Dataset entries:
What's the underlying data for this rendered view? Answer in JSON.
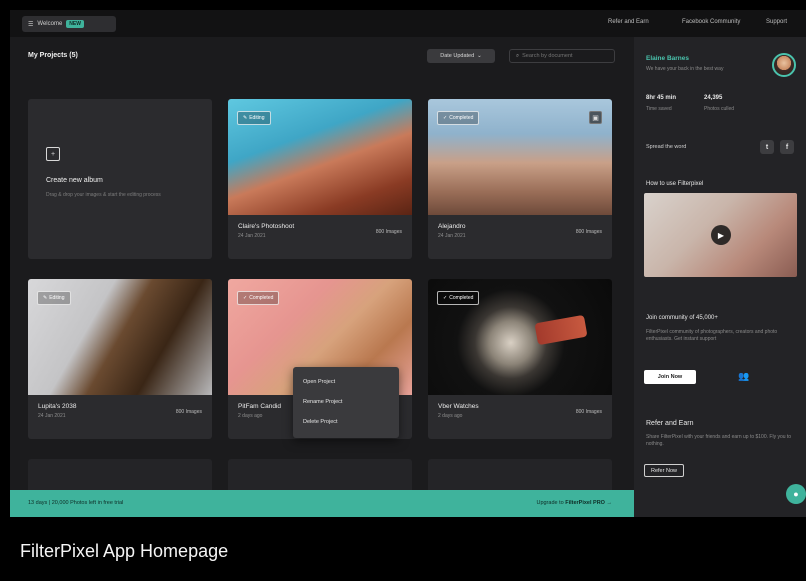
{
  "topbar": {
    "workspace_label": "Welcome",
    "workspace_badge": "NEW",
    "links": [
      "Refer and Earn",
      "Facebook Community",
      "Support"
    ]
  },
  "main": {
    "title": "My Projects (5)",
    "sort_label": "Date Updated",
    "search_placeholder": "Search by document",
    "create": {
      "title": "Create new album",
      "description": "Drag & drop your images & start the editing process"
    },
    "cards": [
      {
        "status": "Editing",
        "name": "Claire's Photoshoot",
        "date": "24 Jan 2021",
        "count": "800 Images"
      },
      {
        "status": "Completed",
        "name": "Alejandro",
        "date": "24 Jan 2021",
        "count": "800 Images"
      },
      {
        "status": "Editing",
        "name": "Lupita's 2038",
        "date": "24 Jan 2021",
        "count": "800 Images"
      },
      {
        "status": "Completed",
        "name": "PitFam Candid",
        "date": "2 days ago",
        "count": ""
      },
      {
        "status": "Completed",
        "name": "Vber Watches",
        "date": "2 days ago",
        "count": "800 Images"
      }
    ],
    "context_menu": [
      "Open Project",
      "Rename Project",
      "Delete Project"
    ],
    "banner": {
      "left": "13 days | 20,000 Photos left in free trial",
      "right_prefix": "Upgrade to ",
      "right_brand": "FilterPixel PRO",
      "right_arrow": "→"
    }
  },
  "sidebar": {
    "user_name": "Elaine Barnes",
    "user_sub": "We have your back in the best way",
    "stats": [
      {
        "value": "8hr 45 min",
        "label": "Time saved"
      },
      {
        "value": "24,395",
        "label": "Photos culled"
      }
    ],
    "spread_label": "Spread the word",
    "how_to_title": "How to use Filterpixel",
    "community_title": "Join community of 45,000+",
    "community_desc": "FilterPixel community of photographers, creators and photo enthusiasts. Get instant support",
    "join_label": "Join Now",
    "refer_title": "Refer and Earn",
    "refer_desc": "Share FilterPixel with your friends and earn up to $100. Fly you to nothing.",
    "refer_button": "Refer Now"
  },
  "caption": "FilterPixel App Homepage",
  "colors": {
    "accent": "#3fb39c",
    "background": "#1b1b1d",
    "card": "#2b2b2e"
  }
}
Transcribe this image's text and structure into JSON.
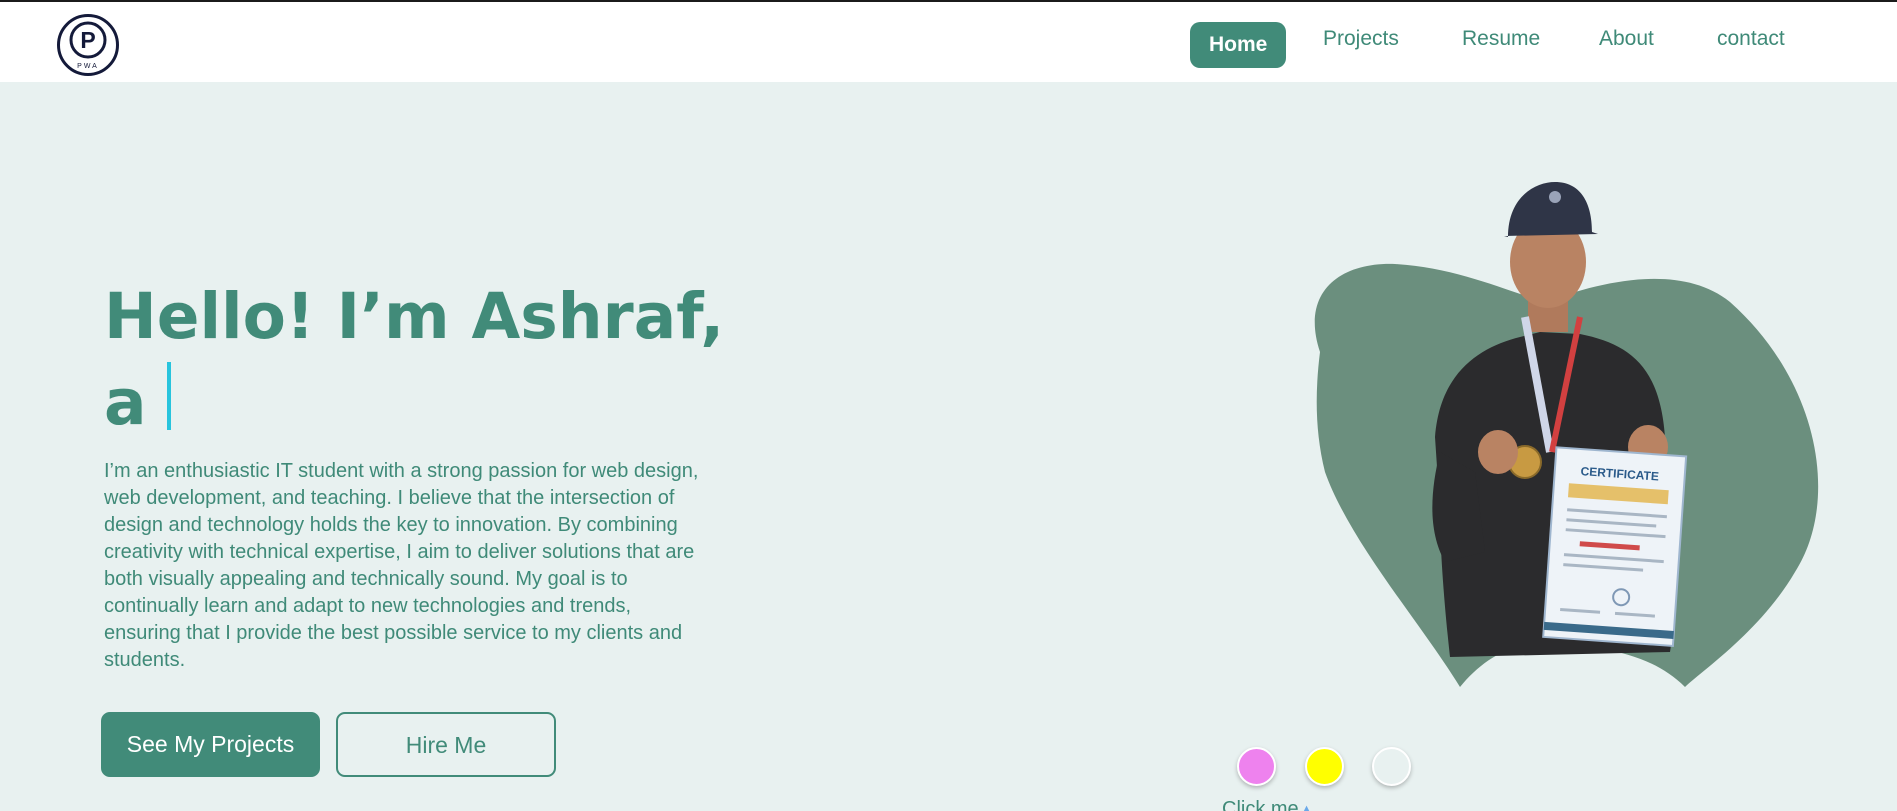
{
  "nav": {
    "items": [
      {
        "label": "Home",
        "active": true
      },
      {
        "label": "Projects",
        "active": false
      },
      {
        "label": "Resume",
        "active": false
      },
      {
        "label": "About",
        "active": false
      },
      {
        "label": "contact",
        "active": false
      }
    ]
  },
  "logo": {
    "monogram": "P",
    "text": "PWA"
  },
  "hero": {
    "title_line1": "Hello! I’m Ashraf,",
    "title_line2": "a",
    "description": "I’m an enthusiastic IT student with a strong passion for web design, web development, and teaching. I believe that the intersection of design and technology holds the key to innovation. By combining creativity with technical expertise, I aim to deliver solutions that are both visually appealing and technically sound. My goal is to continually learn and adapt to new technologies and trends, ensuring that I provide the best possible service to my clients and students.",
    "primary_button": "See My Projects",
    "secondary_button": "Hire Me"
  },
  "certificate": {
    "title": "CERTIFICATE"
  },
  "theme": {
    "dots": [
      "#ee82ee",
      "#ffff00",
      "#e8f1f0"
    ],
    "hint": "Click me",
    "hint_icon": "arrow-up-icon"
  },
  "colors": {
    "accent": "#418b79",
    "background": "#e8f1f0",
    "blob": "#6b8f7e",
    "caret": "#27c4dd"
  }
}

Goal: Gather each line from the entries above that includes the word "Projects".

Task response:
    "title": "My Projects (5)",
        "label": "Projects",
    "primary_button": "See My Projects",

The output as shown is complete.